RECORD SET -
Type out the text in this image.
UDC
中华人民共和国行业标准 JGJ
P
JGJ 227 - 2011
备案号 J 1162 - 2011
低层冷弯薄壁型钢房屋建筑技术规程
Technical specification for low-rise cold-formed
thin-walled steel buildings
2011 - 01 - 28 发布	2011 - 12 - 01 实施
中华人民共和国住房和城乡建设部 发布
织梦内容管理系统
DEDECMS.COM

STATED TASK -
Reproduce all of the data exactly as given.

OUTPUT OF THE EXERCISE -
Type out the text in this image.
UDC
中华人民共和国行业标准 JGJ
P
JGJ 227 - 2011
备案号 J 1162 - 2011
低层冷弯薄壁型钢房屋建筑技术规程
Technical specification for low-rise cold-formed
thin-walled steel buildings
2011 - 01 - 28 发布	2011 - 12 - 01 实施
中华人民共和国住房和城乡建设部 发布
织梦内容管理系统
DEDECMS.COM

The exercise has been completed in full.